* _Your task_: Give the number of lines holding the string "this" and nothing more.

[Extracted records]
*-*-*

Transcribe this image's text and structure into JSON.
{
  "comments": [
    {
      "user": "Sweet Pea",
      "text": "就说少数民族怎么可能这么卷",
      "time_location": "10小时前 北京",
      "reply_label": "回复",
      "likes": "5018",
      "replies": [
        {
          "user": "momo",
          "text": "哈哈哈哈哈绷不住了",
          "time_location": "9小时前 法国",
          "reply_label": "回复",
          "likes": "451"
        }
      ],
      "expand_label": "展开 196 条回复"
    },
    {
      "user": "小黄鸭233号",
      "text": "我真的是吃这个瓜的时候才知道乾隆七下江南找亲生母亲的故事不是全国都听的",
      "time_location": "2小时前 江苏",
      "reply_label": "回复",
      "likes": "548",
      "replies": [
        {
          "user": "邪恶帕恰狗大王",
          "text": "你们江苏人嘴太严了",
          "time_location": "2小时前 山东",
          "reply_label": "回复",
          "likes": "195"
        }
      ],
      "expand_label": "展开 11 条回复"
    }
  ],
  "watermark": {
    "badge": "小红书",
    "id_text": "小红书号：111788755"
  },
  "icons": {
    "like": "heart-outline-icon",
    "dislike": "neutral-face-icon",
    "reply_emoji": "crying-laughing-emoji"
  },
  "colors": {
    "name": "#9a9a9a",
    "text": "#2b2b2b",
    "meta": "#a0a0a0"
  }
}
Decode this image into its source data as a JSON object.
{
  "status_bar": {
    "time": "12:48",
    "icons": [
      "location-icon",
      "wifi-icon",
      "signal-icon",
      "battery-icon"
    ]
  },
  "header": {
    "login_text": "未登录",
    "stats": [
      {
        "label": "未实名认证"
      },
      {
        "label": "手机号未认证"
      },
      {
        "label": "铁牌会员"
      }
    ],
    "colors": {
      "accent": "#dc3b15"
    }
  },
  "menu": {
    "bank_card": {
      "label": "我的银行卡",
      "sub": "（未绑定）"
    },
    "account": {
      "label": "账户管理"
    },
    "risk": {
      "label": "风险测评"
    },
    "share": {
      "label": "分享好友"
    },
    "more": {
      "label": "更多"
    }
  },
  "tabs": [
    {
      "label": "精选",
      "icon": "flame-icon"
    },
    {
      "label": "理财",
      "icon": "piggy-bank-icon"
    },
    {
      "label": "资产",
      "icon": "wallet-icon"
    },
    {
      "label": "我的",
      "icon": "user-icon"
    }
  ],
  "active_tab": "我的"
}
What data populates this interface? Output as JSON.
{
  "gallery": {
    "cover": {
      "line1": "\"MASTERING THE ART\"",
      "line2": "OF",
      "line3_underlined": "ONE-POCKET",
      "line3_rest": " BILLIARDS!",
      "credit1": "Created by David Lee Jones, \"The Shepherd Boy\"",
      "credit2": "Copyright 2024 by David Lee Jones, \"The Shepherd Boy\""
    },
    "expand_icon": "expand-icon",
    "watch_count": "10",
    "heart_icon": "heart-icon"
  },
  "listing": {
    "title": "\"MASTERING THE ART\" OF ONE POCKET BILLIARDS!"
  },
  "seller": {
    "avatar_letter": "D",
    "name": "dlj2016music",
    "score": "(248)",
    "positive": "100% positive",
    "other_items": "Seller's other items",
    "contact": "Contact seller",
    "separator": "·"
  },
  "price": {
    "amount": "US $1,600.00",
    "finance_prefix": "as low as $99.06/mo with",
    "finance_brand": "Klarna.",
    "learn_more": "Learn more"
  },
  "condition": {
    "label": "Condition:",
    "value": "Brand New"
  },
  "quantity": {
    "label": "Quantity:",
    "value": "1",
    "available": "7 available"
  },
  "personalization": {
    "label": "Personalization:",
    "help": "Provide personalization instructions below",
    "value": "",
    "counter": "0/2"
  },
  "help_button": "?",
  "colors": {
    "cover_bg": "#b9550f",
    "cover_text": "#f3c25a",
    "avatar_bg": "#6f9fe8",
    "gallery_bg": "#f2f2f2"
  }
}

*-*-*

* _Completed exercise_: 3